▶ **Task objective**
In the entries below, how many lines hold the string "Quantification"? Answer with the number only.

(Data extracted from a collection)
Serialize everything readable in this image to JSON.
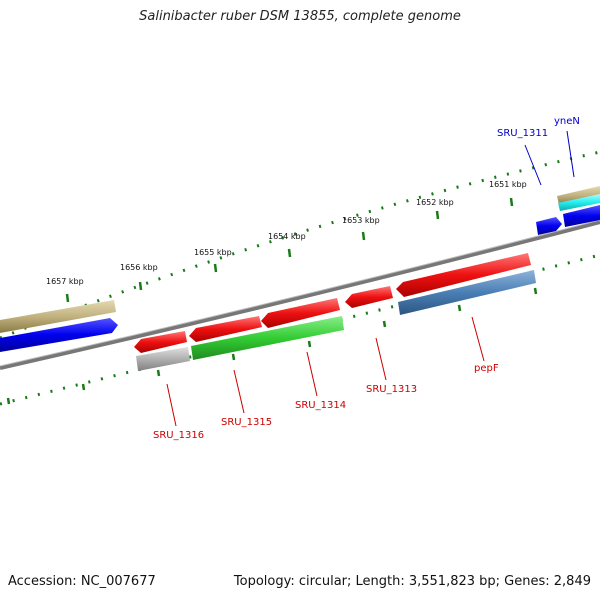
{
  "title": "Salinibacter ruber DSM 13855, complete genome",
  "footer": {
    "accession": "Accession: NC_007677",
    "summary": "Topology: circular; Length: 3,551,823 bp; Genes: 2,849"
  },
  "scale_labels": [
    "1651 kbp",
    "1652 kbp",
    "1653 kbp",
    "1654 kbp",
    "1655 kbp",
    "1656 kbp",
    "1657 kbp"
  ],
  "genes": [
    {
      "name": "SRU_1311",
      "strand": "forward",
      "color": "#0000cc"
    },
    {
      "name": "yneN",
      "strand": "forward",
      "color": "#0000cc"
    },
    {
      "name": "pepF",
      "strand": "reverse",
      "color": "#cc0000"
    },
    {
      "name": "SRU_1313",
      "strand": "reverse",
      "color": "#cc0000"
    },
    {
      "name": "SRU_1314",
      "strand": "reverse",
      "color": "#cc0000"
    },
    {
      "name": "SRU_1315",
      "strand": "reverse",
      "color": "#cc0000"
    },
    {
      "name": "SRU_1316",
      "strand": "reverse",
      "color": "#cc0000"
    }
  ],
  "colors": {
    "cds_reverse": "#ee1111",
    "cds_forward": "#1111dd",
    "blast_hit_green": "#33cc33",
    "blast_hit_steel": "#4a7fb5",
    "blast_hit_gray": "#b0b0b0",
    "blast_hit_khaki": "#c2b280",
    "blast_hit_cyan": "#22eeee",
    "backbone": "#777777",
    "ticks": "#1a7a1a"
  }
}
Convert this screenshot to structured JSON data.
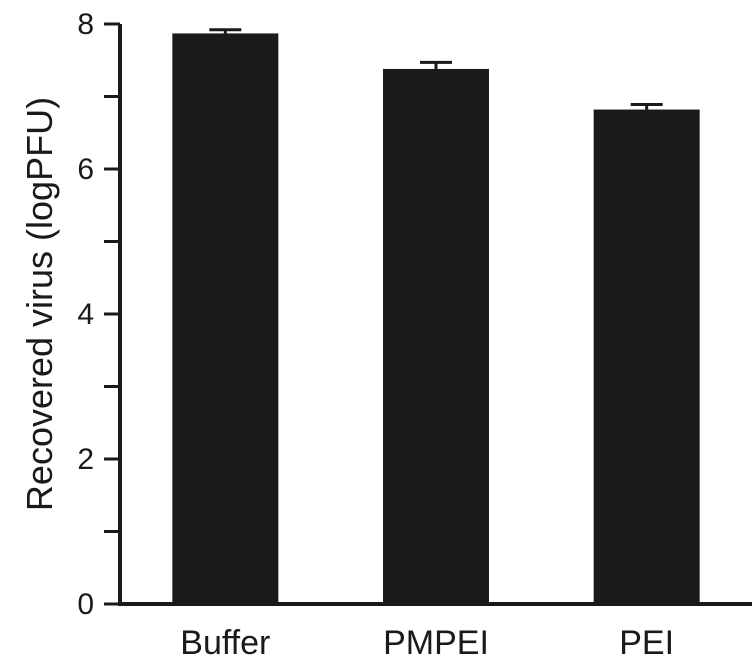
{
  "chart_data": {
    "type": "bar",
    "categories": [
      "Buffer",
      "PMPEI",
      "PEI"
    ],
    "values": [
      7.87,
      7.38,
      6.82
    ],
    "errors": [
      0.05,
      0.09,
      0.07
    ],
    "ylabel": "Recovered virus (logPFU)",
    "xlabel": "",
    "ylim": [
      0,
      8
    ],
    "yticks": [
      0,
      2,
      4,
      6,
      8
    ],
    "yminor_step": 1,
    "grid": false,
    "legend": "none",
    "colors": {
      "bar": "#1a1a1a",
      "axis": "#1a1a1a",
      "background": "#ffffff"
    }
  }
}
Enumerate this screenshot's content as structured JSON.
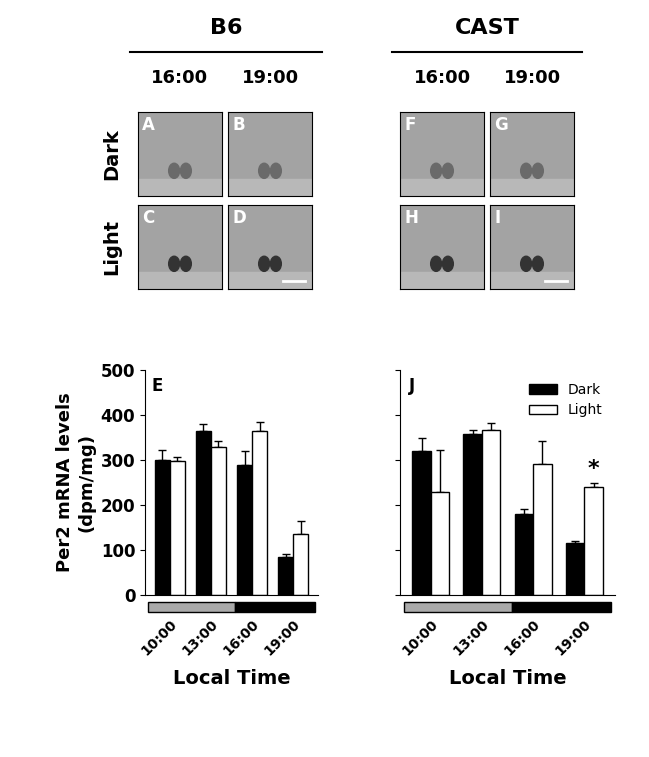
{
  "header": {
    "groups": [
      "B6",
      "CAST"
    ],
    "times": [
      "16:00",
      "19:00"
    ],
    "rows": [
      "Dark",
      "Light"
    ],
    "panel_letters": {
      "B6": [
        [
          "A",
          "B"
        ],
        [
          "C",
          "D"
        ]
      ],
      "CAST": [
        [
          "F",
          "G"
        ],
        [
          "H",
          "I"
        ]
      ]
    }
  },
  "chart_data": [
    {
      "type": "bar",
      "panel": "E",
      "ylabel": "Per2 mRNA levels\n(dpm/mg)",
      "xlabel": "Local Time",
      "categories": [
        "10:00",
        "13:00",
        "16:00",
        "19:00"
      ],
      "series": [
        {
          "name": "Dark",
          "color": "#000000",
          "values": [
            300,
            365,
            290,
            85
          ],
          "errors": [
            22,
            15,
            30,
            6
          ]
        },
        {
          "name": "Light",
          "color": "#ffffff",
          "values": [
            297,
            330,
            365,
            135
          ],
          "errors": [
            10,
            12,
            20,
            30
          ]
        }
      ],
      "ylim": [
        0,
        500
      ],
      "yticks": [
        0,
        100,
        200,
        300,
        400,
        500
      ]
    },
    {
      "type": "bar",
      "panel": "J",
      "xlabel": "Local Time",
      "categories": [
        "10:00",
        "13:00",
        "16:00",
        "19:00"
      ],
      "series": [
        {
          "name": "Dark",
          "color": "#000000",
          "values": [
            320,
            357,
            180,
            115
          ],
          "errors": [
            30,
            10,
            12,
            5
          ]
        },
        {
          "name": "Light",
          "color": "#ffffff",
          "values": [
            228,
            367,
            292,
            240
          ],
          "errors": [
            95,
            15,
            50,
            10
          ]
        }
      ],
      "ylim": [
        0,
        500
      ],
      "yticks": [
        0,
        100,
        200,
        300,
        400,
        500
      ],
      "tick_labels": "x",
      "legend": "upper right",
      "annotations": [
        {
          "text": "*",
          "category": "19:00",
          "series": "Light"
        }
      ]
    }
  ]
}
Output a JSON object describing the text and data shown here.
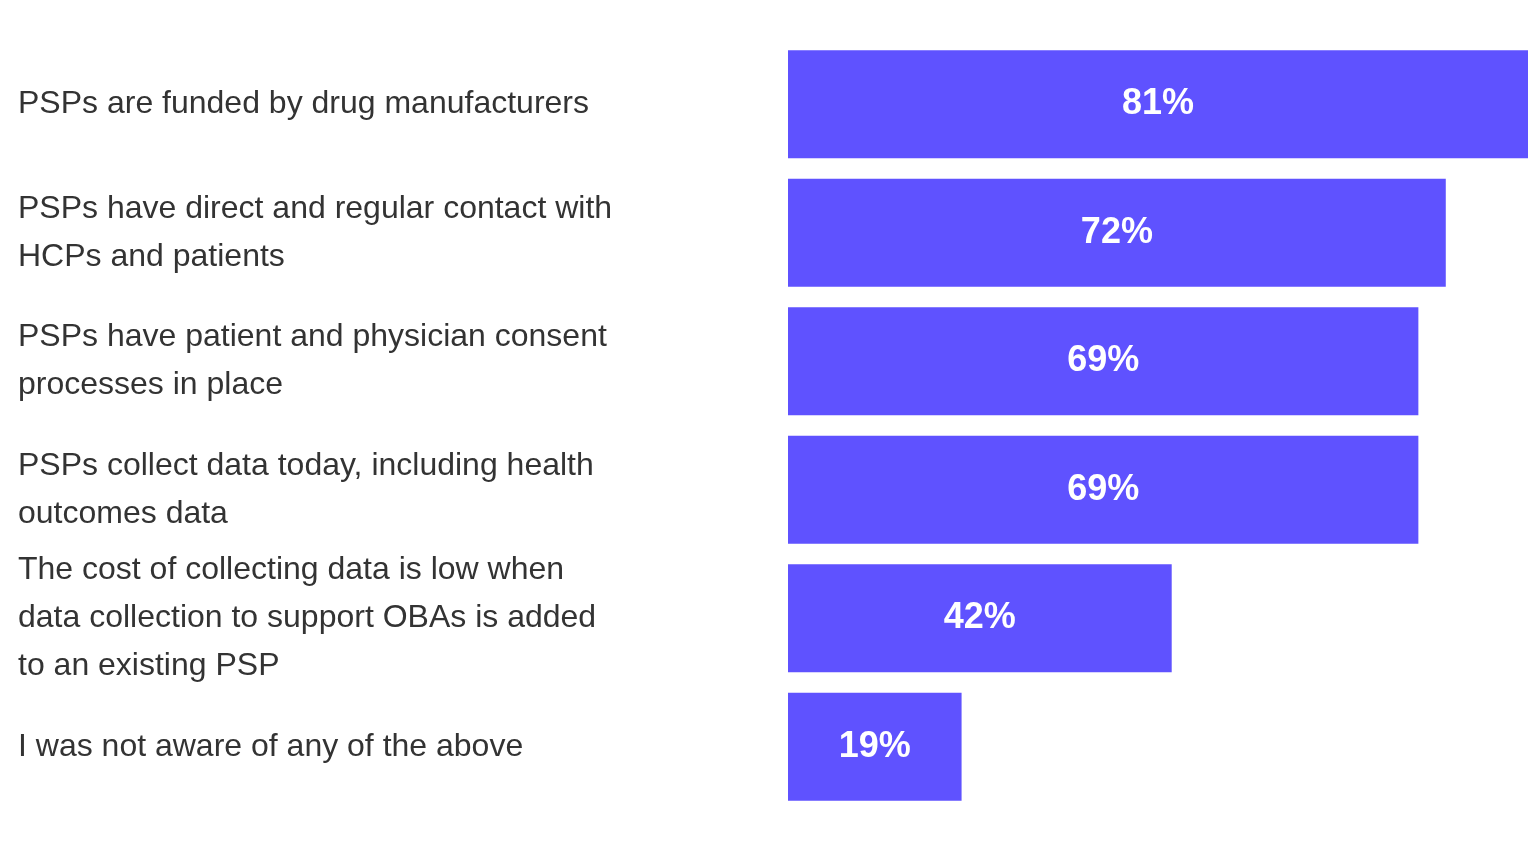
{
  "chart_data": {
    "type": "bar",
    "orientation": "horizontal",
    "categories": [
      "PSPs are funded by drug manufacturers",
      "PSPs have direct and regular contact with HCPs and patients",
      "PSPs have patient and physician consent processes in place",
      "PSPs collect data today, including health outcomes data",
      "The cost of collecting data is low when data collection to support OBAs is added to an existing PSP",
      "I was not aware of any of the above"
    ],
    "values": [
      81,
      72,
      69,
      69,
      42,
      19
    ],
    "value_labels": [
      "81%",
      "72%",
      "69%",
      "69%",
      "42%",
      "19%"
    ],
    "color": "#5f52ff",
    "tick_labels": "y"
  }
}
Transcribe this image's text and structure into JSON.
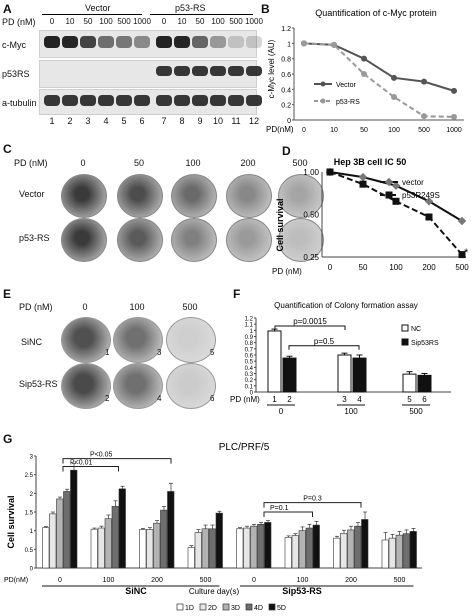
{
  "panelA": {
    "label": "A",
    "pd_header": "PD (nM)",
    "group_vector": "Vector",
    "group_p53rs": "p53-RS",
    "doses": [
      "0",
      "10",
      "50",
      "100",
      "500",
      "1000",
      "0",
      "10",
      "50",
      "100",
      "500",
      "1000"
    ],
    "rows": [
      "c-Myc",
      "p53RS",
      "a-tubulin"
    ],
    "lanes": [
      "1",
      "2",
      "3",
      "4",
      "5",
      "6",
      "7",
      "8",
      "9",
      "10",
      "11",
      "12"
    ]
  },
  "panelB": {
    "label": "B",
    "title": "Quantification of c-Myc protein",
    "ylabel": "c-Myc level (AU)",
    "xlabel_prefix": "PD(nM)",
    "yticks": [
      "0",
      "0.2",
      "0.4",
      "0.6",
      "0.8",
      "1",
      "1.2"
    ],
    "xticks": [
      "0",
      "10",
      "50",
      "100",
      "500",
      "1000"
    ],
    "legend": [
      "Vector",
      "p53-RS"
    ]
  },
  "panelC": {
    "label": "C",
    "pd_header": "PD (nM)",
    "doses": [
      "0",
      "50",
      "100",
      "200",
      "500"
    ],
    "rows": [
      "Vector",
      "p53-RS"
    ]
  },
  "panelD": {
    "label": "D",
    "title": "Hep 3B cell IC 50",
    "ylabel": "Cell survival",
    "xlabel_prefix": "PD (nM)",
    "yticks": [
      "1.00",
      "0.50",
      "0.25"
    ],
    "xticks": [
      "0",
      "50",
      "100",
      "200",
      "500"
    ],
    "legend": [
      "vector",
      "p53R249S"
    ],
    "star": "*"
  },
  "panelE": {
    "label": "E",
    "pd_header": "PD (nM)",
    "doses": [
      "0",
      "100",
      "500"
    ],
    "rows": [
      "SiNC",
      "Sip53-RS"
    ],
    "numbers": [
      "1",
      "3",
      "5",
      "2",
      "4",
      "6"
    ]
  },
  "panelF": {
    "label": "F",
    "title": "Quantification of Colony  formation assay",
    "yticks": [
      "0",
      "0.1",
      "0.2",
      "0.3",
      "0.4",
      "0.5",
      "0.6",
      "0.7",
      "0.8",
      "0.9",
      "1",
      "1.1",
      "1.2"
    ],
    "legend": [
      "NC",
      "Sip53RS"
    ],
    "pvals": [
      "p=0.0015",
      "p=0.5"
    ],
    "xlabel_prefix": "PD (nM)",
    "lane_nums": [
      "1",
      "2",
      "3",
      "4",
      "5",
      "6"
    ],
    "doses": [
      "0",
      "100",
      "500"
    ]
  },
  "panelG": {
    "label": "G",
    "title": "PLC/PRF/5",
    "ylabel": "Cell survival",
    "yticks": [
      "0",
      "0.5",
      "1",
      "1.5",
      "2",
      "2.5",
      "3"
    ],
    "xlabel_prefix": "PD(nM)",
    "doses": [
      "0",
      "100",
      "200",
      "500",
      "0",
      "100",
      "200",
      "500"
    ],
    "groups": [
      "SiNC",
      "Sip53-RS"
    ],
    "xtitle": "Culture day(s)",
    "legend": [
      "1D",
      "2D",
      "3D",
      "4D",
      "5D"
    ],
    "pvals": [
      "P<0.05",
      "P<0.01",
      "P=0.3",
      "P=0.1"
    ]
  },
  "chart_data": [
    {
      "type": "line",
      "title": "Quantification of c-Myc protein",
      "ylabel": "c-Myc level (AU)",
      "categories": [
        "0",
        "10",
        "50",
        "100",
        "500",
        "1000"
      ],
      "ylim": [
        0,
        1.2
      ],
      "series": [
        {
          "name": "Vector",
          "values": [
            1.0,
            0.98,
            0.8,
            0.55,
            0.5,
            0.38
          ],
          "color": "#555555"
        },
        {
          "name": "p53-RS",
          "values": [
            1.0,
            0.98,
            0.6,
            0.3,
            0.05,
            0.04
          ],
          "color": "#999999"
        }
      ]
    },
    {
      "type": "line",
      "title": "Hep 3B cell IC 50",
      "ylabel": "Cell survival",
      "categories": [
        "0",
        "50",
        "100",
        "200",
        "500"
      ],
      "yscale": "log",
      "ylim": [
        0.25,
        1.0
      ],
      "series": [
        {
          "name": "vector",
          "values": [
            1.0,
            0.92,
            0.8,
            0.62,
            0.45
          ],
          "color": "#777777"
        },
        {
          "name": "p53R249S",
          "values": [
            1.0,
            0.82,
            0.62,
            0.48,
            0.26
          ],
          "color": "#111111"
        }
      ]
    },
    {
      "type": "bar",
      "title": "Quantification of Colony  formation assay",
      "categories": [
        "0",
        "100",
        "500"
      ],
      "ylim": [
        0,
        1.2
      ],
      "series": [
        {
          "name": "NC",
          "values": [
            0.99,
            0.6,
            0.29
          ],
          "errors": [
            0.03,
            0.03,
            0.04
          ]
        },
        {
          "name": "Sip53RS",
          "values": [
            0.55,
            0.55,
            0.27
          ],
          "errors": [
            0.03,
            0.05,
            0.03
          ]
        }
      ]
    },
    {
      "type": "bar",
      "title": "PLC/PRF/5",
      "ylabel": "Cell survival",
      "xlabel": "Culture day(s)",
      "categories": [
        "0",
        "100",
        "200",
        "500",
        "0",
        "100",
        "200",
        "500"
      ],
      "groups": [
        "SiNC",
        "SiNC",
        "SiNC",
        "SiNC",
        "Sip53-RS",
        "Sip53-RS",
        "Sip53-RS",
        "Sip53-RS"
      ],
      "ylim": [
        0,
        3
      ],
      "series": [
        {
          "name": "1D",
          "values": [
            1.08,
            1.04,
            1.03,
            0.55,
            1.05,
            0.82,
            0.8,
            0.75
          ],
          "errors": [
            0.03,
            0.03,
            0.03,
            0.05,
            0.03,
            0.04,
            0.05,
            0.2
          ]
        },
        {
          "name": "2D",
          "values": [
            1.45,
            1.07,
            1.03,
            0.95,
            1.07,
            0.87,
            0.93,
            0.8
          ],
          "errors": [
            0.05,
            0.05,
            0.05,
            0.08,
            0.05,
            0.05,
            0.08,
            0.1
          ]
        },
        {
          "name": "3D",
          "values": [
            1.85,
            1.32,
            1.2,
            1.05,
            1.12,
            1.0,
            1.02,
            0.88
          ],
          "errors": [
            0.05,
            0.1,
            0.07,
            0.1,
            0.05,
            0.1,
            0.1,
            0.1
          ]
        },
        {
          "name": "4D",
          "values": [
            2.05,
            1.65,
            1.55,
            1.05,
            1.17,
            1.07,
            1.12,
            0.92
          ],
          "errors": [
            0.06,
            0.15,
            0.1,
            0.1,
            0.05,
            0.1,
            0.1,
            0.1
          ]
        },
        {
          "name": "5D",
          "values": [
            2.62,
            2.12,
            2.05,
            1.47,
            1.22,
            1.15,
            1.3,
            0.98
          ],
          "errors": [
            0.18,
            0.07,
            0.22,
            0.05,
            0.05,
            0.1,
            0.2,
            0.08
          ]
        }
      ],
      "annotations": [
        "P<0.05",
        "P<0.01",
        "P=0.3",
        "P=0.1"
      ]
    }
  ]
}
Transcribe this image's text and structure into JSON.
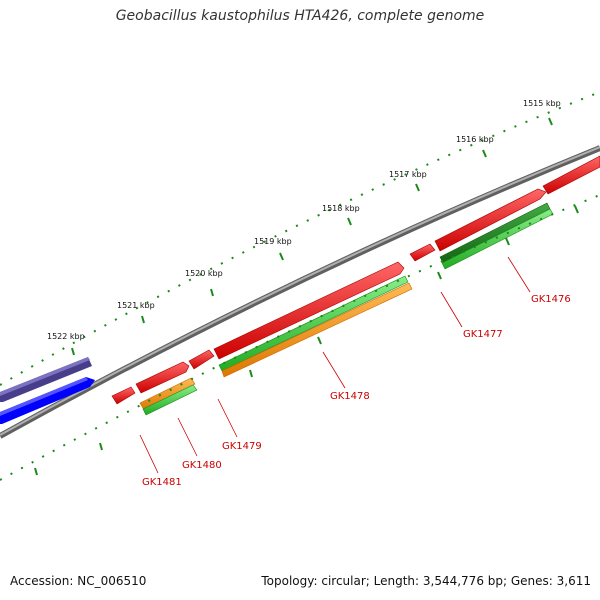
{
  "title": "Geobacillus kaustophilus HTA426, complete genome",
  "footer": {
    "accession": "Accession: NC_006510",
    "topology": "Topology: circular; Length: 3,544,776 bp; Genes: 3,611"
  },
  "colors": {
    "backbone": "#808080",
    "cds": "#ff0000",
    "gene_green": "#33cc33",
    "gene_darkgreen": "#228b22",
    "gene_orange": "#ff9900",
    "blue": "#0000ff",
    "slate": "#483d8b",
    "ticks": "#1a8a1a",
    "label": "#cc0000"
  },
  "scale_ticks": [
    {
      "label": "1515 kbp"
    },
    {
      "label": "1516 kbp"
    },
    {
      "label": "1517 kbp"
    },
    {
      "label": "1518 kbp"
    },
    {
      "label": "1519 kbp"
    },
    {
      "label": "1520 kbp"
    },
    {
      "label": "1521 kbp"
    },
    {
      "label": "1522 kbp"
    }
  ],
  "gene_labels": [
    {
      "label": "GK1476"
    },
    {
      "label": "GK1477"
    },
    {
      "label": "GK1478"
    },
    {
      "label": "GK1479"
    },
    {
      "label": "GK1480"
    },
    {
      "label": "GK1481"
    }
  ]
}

▶ **Task solution**
4